- **What is asked**:
Search the records below for the word "경우에는" and show every line where it occurs.

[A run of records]
● ● ● ●

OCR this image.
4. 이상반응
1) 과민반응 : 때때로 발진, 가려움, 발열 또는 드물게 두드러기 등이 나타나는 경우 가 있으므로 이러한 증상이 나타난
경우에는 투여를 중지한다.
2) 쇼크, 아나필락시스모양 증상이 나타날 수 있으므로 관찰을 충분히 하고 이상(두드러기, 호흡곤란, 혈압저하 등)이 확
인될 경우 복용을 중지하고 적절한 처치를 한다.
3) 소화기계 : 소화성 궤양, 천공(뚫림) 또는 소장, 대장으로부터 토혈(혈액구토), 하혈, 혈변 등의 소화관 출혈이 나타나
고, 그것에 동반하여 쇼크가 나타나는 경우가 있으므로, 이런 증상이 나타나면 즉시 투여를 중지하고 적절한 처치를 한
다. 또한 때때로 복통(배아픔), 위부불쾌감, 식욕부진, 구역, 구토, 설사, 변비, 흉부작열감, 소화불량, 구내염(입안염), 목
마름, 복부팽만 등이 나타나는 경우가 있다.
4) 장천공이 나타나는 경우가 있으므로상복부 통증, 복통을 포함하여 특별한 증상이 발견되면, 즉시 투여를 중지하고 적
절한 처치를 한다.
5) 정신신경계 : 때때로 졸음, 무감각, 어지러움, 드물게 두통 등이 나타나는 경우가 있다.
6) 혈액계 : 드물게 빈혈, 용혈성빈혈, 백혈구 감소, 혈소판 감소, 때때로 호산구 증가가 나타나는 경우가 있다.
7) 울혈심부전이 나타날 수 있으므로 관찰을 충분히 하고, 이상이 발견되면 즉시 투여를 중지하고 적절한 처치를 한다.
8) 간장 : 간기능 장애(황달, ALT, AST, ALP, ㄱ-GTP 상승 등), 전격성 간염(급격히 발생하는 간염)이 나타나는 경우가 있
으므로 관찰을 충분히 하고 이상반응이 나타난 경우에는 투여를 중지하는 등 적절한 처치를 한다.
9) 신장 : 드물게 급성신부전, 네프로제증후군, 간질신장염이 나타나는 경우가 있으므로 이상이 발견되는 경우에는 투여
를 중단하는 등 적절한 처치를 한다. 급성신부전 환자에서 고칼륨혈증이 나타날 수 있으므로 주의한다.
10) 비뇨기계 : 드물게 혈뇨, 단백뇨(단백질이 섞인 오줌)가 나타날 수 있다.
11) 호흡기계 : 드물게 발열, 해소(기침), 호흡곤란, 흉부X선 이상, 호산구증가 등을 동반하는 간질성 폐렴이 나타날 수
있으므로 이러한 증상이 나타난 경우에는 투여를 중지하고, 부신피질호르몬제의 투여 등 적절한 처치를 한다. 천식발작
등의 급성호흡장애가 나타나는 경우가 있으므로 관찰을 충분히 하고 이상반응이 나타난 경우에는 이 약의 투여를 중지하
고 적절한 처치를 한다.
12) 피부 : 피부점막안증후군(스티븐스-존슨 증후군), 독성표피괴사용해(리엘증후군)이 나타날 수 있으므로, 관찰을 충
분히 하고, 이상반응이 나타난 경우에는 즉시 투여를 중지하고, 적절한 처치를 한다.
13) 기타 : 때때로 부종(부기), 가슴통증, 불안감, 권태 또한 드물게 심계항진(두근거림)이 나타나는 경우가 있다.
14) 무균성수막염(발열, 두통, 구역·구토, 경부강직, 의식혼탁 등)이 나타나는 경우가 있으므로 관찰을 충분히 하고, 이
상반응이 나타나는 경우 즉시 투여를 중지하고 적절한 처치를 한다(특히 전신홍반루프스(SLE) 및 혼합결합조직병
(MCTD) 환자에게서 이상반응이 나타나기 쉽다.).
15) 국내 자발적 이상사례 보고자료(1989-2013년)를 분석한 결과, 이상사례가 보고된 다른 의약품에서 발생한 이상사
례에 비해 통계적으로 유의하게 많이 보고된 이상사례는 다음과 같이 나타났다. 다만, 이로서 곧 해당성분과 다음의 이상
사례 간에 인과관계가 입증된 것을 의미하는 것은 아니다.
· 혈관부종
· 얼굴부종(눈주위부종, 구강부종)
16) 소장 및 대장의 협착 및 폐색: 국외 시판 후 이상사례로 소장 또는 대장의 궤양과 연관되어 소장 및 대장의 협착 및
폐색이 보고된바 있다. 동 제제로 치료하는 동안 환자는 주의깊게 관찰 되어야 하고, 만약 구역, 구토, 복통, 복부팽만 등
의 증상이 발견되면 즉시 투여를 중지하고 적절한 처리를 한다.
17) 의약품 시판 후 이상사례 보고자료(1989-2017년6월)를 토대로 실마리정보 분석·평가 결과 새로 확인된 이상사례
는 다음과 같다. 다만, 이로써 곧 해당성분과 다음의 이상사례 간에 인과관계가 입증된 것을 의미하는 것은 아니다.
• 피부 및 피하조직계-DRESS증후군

● ● ● ●

- **Result for this task**:
경우에는 투여를 중지한다.
으므로 관찰을 충분히 하고 이상반응이 나타난 경우에는 투여를 중지하는 등 적절한 처치를 한다.
9) 신장 : 드물게 급성신부전, 네프로제증후군, 간질신장염이 나타나는 경우가 있으므로 이상이 발견되는 경우에는 투여
있으므로 이러한 증상이 나타난 경우에는 투여를 중지하고, 부신피질호르몬제의 투여 등 적절한 처치를 한다. 천식발작
등의 급성호흡장애가 나타나는 경우가 있으므로 관찰을 충분히 하고 이상반응이 나타난 경우에는 이 약의 투여를 중지하
분히 하고, 이상반응이 나타난 경우에는 즉시 투여를 중지하고, 적절한 처치를 한다.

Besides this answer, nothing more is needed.